Dataset items:
◆ ◆ ◆

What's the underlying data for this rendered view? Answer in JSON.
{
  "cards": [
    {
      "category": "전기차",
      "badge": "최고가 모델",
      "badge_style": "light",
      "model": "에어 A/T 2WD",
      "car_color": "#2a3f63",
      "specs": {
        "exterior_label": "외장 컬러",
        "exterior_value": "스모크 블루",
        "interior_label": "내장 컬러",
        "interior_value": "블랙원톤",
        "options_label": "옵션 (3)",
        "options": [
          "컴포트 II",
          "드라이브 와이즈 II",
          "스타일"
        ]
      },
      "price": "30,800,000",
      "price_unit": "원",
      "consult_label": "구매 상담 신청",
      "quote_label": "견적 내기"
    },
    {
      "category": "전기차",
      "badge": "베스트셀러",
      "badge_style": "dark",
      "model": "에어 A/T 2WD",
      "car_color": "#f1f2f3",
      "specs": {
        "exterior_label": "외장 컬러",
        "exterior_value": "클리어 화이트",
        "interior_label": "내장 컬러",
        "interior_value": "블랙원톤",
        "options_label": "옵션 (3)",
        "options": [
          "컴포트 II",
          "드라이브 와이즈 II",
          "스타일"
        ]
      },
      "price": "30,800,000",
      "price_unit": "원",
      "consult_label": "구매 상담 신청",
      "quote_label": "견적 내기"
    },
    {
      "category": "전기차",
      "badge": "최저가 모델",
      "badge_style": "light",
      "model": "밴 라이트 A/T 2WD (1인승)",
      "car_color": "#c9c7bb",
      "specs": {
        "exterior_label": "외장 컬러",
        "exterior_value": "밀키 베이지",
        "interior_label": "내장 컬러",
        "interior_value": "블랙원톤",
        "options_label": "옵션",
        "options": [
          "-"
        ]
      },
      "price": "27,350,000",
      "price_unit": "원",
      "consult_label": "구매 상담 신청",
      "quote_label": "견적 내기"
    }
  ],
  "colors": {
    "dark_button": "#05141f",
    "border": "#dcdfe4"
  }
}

◆ ◆ ◆

(JOB):
Each line in the material above must be retyped without alteration.

(ANSWER TO THE EXERCISE):
What's the underlying data for this rendered view? Answer in JSON.
{
  "cards": [
    {
      "category": "전기차",
      "badge": "최고가 모델",
      "badge_style": "light",
      "model": "에어 A/T 2WD",
      "car_color": "#2a3f63",
      "specs": {
        "exterior_label": "외장 컬러",
        "exterior_value": "스모크 블루",
        "interior_label": "내장 컬러",
        "interior_value": "블랙원톤",
        "options_label": "옵션 (3)",
        "options": [
          "컴포트 II",
          "드라이브 와이즈 II",
          "스타일"
        ]
      },
      "price": "30,800,000",
      "price_unit": "원",
      "consult_label": "구매 상담 신청",
      "quote_label": "견적 내기"
    },
    {
      "category": "전기차",
      "badge": "베스트셀러",
      "badge_style": "dark",
      "model": "에어 A/T 2WD",
      "car_color": "#f1f2f3",
      "specs": {
        "exterior_label": "외장 컬러",
        "exterior_value": "클리어 화이트",
        "interior_label": "내장 컬러",
        "interior_value": "블랙원톤",
        "options_label": "옵션 (3)",
        "options": [
          "컴포트 II",
          "드라이브 와이즈 II",
          "스타일"
        ]
      },
      "price": "30,800,000",
      "price_unit": "원",
      "consult_label": "구매 상담 신청",
      "quote_label": "견적 내기"
    },
    {
      "category": "전기차",
      "badge": "최저가 모델",
      "badge_style": "light",
      "model": "밴 라이트 A/T 2WD (1인승)",
      "car_color": "#c9c7bb",
      "specs": {
        "exterior_label": "외장 컬러",
        "exterior_value": "밀키 베이지",
        "interior_label": "내장 컬러",
        "interior_value": "블랙원톤",
        "options_label": "옵션",
        "options": [
          "-"
        ]
      },
      "price": "27,350,000",
      "price_unit": "원",
      "consult_label": "구매 상담 신청",
      "quote_label": "견적 내기"
    }
  ],
  "colors": {
    "dark_button": "#05141f",
    "border": "#dcdfe4"
  }
}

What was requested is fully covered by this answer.